Every line that holds "screenshot" should be shown.
======== PROVIDED RECORDS
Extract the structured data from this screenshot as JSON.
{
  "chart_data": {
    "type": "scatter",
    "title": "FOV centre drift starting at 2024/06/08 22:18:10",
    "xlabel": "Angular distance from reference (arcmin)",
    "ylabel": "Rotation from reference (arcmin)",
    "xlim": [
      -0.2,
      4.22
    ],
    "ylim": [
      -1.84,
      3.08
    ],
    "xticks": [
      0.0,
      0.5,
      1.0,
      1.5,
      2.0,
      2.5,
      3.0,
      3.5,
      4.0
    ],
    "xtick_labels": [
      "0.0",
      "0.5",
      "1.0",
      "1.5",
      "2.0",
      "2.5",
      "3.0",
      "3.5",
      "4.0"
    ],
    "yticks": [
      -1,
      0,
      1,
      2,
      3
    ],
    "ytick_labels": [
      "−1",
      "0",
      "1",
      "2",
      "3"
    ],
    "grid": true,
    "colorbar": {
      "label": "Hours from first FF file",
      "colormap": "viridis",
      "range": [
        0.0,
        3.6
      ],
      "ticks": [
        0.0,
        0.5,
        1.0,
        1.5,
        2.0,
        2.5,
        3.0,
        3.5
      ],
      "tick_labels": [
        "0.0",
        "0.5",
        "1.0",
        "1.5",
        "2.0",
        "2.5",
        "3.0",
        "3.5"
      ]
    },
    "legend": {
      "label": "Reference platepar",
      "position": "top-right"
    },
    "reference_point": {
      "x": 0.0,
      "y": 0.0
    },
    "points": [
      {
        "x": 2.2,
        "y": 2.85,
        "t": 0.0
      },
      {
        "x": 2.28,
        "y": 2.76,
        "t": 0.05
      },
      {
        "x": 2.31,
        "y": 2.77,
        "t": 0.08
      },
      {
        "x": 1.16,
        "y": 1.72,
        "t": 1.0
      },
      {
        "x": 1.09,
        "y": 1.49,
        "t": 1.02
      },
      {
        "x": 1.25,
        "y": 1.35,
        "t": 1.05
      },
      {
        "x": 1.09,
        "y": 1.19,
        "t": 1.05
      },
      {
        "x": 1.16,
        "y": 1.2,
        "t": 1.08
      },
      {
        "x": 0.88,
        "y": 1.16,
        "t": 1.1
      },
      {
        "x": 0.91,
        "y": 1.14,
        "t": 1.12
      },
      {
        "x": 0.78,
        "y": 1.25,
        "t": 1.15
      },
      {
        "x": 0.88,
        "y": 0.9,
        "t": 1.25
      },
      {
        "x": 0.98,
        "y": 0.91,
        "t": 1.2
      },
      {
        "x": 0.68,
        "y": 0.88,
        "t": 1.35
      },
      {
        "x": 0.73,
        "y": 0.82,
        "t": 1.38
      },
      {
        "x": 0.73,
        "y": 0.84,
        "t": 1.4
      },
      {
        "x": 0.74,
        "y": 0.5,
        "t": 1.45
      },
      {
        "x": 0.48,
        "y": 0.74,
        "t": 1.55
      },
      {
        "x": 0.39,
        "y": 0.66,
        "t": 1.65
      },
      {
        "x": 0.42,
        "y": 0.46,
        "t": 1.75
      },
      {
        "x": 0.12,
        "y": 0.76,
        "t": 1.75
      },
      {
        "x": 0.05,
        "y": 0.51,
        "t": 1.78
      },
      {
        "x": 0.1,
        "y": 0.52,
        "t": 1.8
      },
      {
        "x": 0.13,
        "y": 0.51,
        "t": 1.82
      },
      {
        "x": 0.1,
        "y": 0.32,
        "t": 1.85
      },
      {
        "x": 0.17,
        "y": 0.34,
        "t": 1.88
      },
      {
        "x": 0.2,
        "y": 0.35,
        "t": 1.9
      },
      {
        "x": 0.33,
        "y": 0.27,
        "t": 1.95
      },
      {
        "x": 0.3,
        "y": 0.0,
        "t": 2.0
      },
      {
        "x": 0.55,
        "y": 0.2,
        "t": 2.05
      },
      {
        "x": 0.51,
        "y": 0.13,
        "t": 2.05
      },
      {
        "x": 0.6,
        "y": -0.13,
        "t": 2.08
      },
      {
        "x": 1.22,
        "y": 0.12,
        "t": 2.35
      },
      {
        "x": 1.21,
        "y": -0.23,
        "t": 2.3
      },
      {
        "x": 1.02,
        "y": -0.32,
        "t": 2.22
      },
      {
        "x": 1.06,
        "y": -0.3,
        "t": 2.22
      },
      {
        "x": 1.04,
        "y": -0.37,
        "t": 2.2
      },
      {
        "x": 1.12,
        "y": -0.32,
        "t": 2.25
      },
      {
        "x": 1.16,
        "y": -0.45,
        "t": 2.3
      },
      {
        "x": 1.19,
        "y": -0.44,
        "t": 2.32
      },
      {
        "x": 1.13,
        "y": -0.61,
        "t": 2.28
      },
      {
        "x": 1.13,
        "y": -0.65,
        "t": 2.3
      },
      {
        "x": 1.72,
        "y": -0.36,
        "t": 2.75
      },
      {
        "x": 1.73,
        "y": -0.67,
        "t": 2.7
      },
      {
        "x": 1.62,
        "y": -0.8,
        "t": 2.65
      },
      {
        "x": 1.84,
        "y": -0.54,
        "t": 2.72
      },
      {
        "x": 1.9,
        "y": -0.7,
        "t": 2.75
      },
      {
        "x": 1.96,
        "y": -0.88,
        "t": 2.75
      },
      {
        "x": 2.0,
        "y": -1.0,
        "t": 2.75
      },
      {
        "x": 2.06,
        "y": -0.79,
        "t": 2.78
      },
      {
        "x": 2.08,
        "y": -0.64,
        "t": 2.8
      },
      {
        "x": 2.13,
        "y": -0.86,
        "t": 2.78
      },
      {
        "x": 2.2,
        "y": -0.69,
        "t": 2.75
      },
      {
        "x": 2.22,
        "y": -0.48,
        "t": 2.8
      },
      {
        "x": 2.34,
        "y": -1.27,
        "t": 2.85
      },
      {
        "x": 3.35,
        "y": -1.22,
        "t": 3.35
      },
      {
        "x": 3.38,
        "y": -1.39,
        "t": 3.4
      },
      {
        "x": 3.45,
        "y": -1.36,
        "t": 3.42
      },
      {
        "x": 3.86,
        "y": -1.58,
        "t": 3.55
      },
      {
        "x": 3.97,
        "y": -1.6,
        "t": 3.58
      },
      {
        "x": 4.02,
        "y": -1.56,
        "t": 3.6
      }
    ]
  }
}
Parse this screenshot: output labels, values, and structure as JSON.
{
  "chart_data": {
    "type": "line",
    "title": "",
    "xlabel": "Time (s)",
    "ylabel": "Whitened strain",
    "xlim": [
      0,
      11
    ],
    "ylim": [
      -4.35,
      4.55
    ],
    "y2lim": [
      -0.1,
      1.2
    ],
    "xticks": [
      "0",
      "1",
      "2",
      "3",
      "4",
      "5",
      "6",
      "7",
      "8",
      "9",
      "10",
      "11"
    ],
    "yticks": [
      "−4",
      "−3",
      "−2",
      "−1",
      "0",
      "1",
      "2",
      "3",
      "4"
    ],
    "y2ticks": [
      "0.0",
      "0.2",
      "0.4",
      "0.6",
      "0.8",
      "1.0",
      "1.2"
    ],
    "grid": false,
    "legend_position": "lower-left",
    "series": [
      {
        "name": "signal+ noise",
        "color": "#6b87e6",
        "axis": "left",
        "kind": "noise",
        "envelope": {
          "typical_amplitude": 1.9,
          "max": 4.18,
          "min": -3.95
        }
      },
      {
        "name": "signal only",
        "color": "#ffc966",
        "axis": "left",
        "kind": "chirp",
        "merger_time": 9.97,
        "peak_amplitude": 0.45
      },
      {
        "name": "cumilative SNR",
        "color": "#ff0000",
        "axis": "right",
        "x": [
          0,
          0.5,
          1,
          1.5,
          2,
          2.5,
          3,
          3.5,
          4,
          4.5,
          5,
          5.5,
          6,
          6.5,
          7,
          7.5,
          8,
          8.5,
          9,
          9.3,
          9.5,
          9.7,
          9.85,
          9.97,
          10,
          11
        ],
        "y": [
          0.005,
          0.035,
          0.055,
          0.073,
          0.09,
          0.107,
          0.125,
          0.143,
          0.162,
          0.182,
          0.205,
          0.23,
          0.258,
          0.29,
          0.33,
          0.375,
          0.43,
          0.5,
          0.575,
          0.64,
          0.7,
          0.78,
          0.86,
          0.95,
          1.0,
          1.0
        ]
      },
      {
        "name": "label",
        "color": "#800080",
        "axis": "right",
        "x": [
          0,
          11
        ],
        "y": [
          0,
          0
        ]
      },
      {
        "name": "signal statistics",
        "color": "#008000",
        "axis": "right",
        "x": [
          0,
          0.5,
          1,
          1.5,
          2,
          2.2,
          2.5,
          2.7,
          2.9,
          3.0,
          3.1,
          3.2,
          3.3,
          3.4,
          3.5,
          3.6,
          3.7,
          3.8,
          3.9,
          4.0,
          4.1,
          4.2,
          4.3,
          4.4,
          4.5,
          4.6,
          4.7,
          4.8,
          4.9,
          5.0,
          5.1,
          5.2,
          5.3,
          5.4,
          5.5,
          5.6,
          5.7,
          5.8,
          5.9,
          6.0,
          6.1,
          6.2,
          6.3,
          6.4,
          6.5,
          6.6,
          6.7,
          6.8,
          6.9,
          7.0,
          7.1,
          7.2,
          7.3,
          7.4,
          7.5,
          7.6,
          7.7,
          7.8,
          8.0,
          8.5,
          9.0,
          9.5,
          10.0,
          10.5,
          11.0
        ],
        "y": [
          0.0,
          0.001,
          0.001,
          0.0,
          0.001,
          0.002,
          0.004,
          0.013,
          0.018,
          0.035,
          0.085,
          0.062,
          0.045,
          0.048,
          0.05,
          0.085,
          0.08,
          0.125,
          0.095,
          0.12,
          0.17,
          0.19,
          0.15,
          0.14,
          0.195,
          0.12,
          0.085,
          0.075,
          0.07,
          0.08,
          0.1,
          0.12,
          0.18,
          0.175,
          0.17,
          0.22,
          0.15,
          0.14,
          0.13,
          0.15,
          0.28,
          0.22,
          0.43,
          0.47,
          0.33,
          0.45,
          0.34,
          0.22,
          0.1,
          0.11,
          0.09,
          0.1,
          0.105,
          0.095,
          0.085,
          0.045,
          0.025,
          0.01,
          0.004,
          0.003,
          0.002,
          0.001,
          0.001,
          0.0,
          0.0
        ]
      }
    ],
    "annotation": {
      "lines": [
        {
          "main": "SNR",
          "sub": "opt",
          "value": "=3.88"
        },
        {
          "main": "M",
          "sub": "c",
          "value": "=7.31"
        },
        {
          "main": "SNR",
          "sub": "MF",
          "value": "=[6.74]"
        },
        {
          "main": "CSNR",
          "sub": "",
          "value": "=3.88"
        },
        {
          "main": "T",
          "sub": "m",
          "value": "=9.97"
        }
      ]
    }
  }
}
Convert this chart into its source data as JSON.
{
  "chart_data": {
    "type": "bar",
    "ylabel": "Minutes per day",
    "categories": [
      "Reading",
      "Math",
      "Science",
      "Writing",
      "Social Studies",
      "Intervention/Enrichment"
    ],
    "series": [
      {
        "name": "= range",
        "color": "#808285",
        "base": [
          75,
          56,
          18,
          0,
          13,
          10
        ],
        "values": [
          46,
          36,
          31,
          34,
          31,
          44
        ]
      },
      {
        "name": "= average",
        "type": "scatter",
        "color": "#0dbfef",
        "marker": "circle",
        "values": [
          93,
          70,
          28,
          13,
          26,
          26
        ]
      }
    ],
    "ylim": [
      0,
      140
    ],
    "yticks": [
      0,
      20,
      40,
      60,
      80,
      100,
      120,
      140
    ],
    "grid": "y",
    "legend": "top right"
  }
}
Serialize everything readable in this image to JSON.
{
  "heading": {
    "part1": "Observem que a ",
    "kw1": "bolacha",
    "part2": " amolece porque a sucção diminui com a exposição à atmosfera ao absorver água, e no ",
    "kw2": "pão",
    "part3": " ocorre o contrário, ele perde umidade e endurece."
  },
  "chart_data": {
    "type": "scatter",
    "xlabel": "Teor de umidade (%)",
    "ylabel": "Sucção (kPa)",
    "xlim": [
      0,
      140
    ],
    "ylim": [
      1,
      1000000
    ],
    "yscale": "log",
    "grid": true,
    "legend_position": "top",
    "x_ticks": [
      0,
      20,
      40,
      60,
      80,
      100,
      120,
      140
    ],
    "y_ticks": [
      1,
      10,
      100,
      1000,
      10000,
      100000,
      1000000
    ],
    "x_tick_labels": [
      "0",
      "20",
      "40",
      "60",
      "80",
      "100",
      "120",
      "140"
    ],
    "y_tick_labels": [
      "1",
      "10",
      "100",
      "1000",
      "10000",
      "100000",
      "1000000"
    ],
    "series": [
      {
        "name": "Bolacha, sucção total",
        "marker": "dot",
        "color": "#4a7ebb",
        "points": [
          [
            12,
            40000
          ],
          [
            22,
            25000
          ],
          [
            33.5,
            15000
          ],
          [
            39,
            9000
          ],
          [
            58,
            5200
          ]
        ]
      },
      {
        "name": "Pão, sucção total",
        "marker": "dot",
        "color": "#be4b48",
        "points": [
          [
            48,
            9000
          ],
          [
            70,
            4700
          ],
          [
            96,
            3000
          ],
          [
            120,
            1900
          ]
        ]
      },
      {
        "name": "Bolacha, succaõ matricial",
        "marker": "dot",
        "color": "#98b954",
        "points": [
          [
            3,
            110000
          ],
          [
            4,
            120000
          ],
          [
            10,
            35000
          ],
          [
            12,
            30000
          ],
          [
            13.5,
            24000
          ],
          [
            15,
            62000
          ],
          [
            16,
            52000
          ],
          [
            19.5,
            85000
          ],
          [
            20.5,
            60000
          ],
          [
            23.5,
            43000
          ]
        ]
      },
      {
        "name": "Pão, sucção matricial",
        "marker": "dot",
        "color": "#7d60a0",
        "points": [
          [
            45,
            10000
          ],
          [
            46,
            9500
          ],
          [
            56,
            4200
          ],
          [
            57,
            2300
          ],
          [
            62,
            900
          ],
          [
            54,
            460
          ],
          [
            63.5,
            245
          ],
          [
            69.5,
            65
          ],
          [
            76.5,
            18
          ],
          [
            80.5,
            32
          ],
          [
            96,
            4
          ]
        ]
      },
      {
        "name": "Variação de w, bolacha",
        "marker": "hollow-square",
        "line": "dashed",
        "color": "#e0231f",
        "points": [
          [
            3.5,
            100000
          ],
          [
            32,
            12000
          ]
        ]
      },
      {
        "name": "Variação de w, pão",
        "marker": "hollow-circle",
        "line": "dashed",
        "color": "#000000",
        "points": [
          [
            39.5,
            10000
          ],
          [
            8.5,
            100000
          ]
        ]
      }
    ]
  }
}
================
### ANSWER BELOW
Extract the structured data from this screenshot as JSON.
Parse this screenshot: output labels, values, and structure as JSON.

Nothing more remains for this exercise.